Give back every record verbatim, but not the pictures.

-*-

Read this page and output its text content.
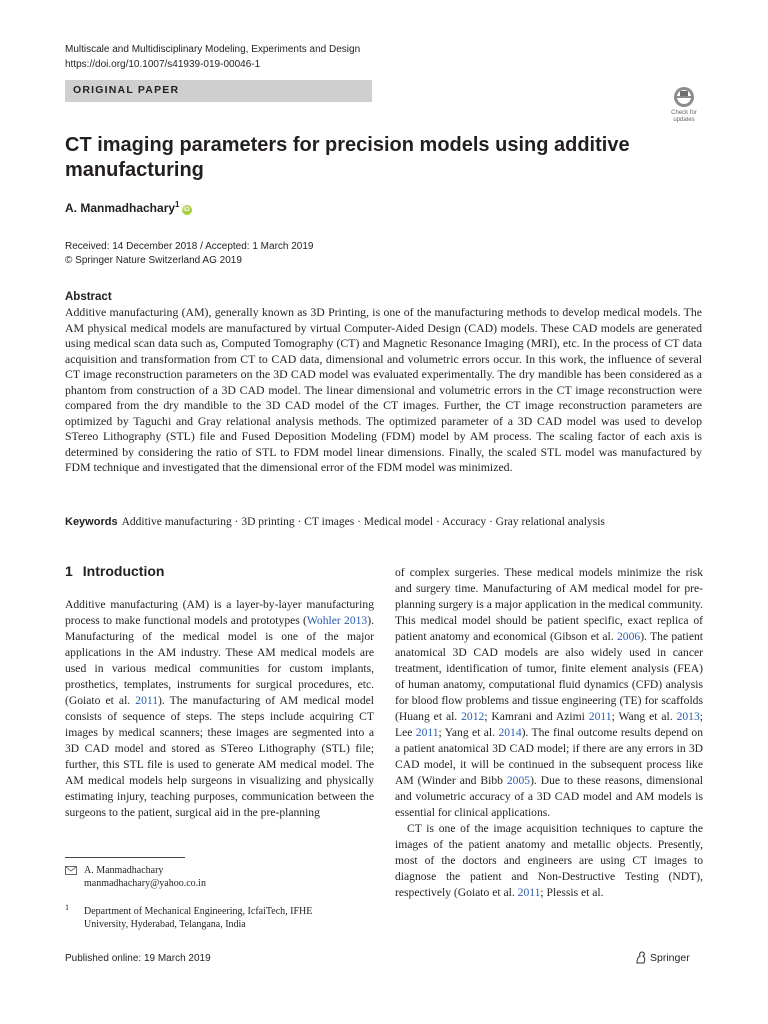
Multiscale and Multidisciplinary Modeling, Experiments and Design
https://doi.org/10.1007/s41939-019-00046-1
ORIGINAL PAPER
Check for
updates
CT imaging parameters for precision models using additive manufacturing
A. Manmadhachary$^1$iD
Received: 14 December 2018 / Accepted: 1 March 2019
© Springer Nature Switzerland AG 2019
Abstract
Additive manufacturing (AM), generally known as 3D Printing, is one of the manufacturing methods to develop medical models. The AM physical medical models are manufactured by virtual Computer-Aided Design (CAD) models. These CAD models are generated using medical scan data such as, Computed Tomography (CT) and Magnetic Resonance Imaging (MRI), etc. In the process of CT data acquisition and transformation from CT to CAD data, dimensional and volumetric errors occur. In this work, the influence of several CT image reconstruction parameters on the 3D CAD model was evaluated experimentally. The dry mandible has been considered as a phantom from construction of a 3D CAD model. The linear dimensional and volumetric errors in the CT image reconstruction were compared from the dry mandible to the 3D CAD model of the CT images. Further, the CT image reconstruction parameters are optimized by Taguchi and Gray relational analysis methods. The optimized parameter of a 3D CAD model was used to develop STereo Lithography (STL) file and Fused Deposition Modeling (FDM) model by AM process. The scaling factor of each axis is determined by considering the ratio of STL to FDM model linear dimensions. Finally, the scaled STL model was manufactured by FDM technique and investigated that the dimensional error of the FDM model was minimized.
Keywords Additive manufacturing · 3D printing · CT images · Medical model · Accuracy · Gray relational analysis
1 Introduction

Additive manufacturing (AM) is a layer-by-layer manufacturing process to make functional models and prototypes (Wohler 2013). Manufacturing of the medical model is one of the major applications in the AM industry. These AM medical models are used in various medical communities for custom implants, prosthetics, templates, instruments for surgical procedures, etc. (Goiato et al. 2011). The manufacturing of AM medical model consists of sequence of steps. The steps include acquiring CT images by medical scanners; these images are segmented into a 3D CAD model and stored as STereo Lithography (STL) file; further, this STL file is used to generate AM medical model. The AM medical models help surgeons in visualizing and physically estimating injury, teaching purposes, communication between the surgeons to the patient, surgical aid in the pre-planning

of complex surgeries. These medical models minimize the risk and surgery time. Manufacturing of AM medical model for pre-planning surgery is a major application in the medical community. This medical model should be patient specific, exact replica of patient anatomy and economical (Gibson et al. 2006). The patient anatomical 3D CAD models are also widely used in cancer treatment, identification of tumor, finite element analysis (FEA) of human anatomy, computational fluid dynamics (CFD) analysis for blood flow problems and tissue engineering (TE) for scaffolds (Huang et al. 2012; Kamrani and Azimi 2011; Wang et al. 2013; Lee 2011; Yang et al. 2014). The final outcome results depend on a patient anatomical 3D CAD model; if there are any errors in 3D CAD model, it will be continued in the subsequent process like AM (Winder and Bibb 2005). Due to these reasons, dimensional and volumetric accuracy of a 3D CAD model and AM models is essential for clinical applications.

CT is one of the image acquisition techniques to capture the images of the patient anatomy and metallic objects. Presently, most of the doctors and engineers are using CT images to diagnose the patient and Non-Destructive Testing (NDT), respectively (Goiato et al. 2011; Plessis et al.

A. Manmadhachary
manmadhachary@yahoo.co.in
1 Department of Mechanical Engineering, IcfaiTech, IFHE
University, Hyderabad, Telangana, India
Published online: 19 March 2019	Springer
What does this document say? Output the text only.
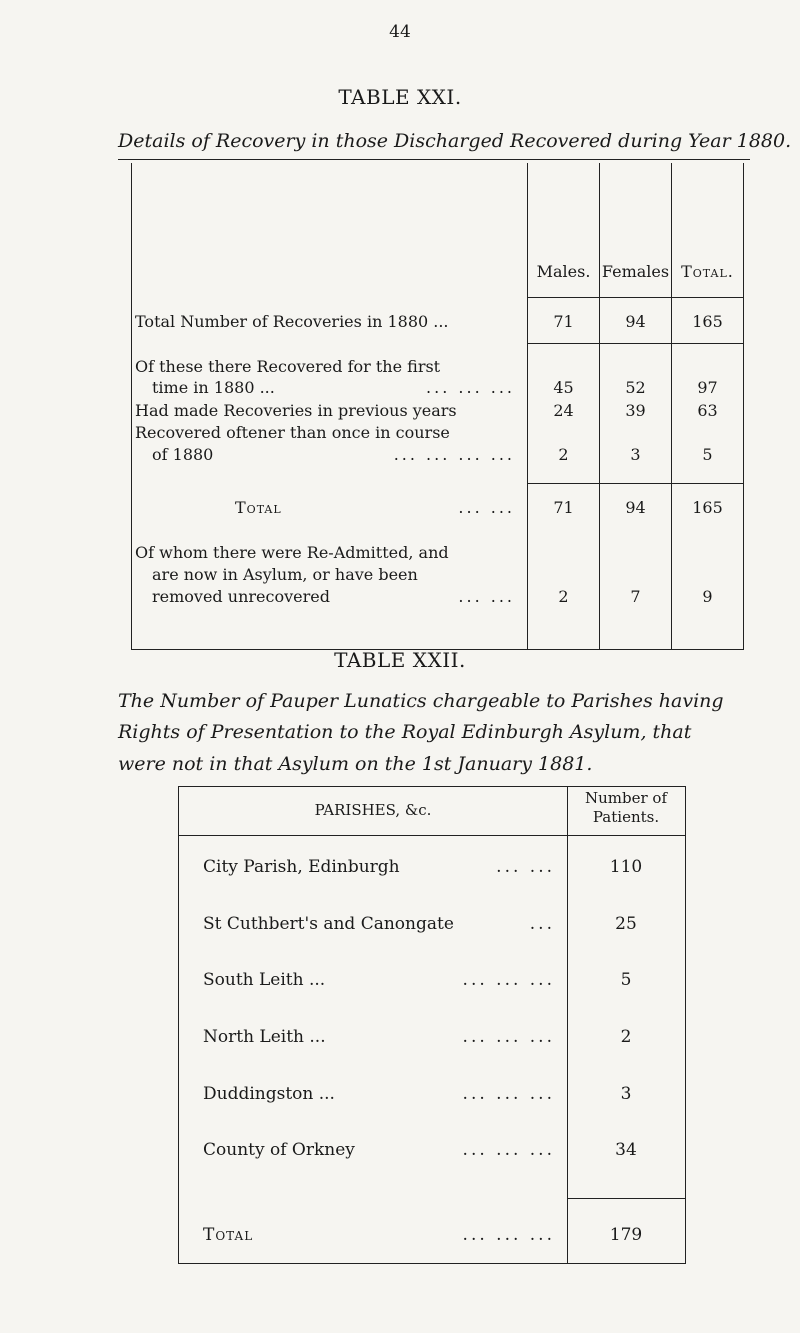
44
TABLE XXI.
Details of Recovery in those Discharged Recovered during Year 1880.
Males. Females Total.
Total Number of Recoveries in 1880 ...	71	94	165
Of these there Recovered for the first
time in 1880 ...	... ... ...	45	52	97
Had made Recoveries in previous years	24	39	63
Recovered oftener than once in course
of 1880	... ... ... ...	2	3	5
Total	... ...	71	94	165
Of whom there were Re-Admitted, and
are now in Asylum, or have been
removed unrecovered	... ...	2	7	9
TABLE XXII.
The Number of Pauper Lunatics chargeable to Parishes having
Rights of Presentation to the Royal Edinburgh Asylum, that
were not in that Asylum on the 1st January 1881.
PARISHES, &c.
Number of
Patients.
City Parish, Edinburgh	... ...	110
St Cuthbert's and Canongate	...	25
South Leith ...	... ... ...	5
North Leith ...	... ... ...	2
Duddingston ...	... ... ...	3
County of Orkney	... ... ...	34
Total	... ... ...	179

-*-

§ **Exercise answer**
Read this page and output its text content.
Multiscale and Multidisciplinary Modeling, Experiments and Design
https://doi.org/10.1007/s41939-019-00046-1
ORIGINAL PAPER
Check for
updates
CT imaging parameters for precision models using additive manufacturing
A. Manmadhachary$^1$iD
Received: 14 December 2018 / Accepted: 1 March 2019
© Springer Nature Switzerland AG 2019
Abstract
Additive manufacturing (AM), generally known as 3D Printing, is one of the manufacturing methods to develop medical models. The AM physical medical models are manufactured by virtual Computer-Aided Design (CAD) models. These CAD models are generated using medical scan data such as, Computed Tomography (CT) and Magnetic Resonance Imaging (MRI), etc. In the process of CT data acquisition and transformation from CT to CAD data, dimensional and volumetric errors occur. In this work, the influence of several CT image reconstruction parameters on the 3D CAD model was evaluated experimentally. The dry mandible has been considered as a phantom from construction of a 3D CAD model. The linear dimensional and volumetric errors in the CT image reconstruction were compared from the dry mandible to the 3D CAD model of the CT images. Further, the CT image reconstruction parameters are optimized by Taguchi and Gray relational analysis methods. The optimized parameter of a 3D CAD model was used to develop STereo Lithography (STL) file and Fused Deposition Modeling (FDM) model by AM process. The scaling factor of each axis is determined by considering the ratio of STL to FDM model linear dimensions. Finally, the scaled STL model was manufactured by FDM technique and investigated that the dimensional error of the FDM model was minimized.
Keywords Additive manufacturing · 3D printing · CT images · Medical model · Accuracy · Gray relational analysis
1 Introduction

Additive manufacturing (AM) is a layer-by-layer manufacturing process to make functional models and prototypes (Wohler 2013). Manufacturing of the medical model is one of the major applications in the AM industry. These AM medical models are used in various medical communities for custom implants, prosthetics, templates, instruments for surgical procedures, etc. (Goiato et al. 2011). The manufacturing of AM medical model consists of sequence of steps. The steps include acquiring CT images by medical scanners; these images are segmented into a 3D CAD model and stored as STereo Lithography (STL) file; further, this STL file is used to generate AM medical model. The AM medical models help surgeons in visualizing and physically estimating injury, teaching purposes, communication between the surgeons to the patient, surgical aid in the pre-planning

of complex surgeries. These medical models minimize the risk and surgery time. Manufacturing of AM medical model for pre-planning surgery is a major application in the medical community. This medical model should be patient specific, exact replica of patient anatomy and economical (Gibson et al. 2006). The patient anatomical 3D CAD models are also widely used in cancer treatment, identification of tumor, finite element analysis (FEA) of human anatomy, computational fluid dynamics (CFD) analysis for blood flow problems and tissue engineering (TE) for scaffolds (Huang et al. 2012; Kamrani and Azimi 2011; Wang et al. 2013; Lee 2011; Yang et al. 2014). The final outcome results depend on a patient anatomical 3D CAD model; if there are any errors in 3D CAD model, it will be continued in the subsequent process like AM (Winder and Bibb 2005). Due to these reasons, dimensional and volumetric accuracy of a 3D CAD model and AM models is essential for clinical applications.

CT is one of the image acquisition techniques to capture the images of the patient anatomy and metallic objects. Presently, most of the doctors and engineers are using CT images to diagnose the patient and Non-Destructive Testing (NDT), respectively (Goiato et al. 2011; Plessis et al.

A. Manmadhachary
manmadhachary@yahoo.co.in
1 Department of Mechanical Engineering, IcfaiTech, IFHE
University, Hyderabad, Telangana, India
Published online: 19 March 2019	Springer
What does this document say? Output the text only.
44
TABLE XXI.
Details of Recovery in those Discharged Recovered during Year 1880.
Males. Females Total.
Total Number of Recoveries in 1880 ...	71	94	165
Of these there Recovered for the first
time in 1880 ...	... ... ...	45	52	97
Had made Recoveries in previous years	24	39	63
Recovered oftener than once in course
of 1880	... ... ... ...	2	3	5
Total	... ...	71	94	165
Of whom there were Re-Admitted, and
are now in Asylum, or have been
removed unrecovered	... ...	2	7	9
TABLE XXII.
The Number of Pauper Lunatics chargeable to Parishes having
Rights of Presentation to the Royal Edinburgh Asylum, that
were not in that Asylum on the 1st January 1881.
PARISHES, &c.
Number of
Patients.
City Parish, Edinburgh	... ...	110
St Cuthbert's and Canongate	...	25
South Leith ...	... ... ...	5
North Leith ...	... ... ...	2
Duddingston ...	... ... ...	3
County of Orkney	... ... ...	34
Total	... ... ...	179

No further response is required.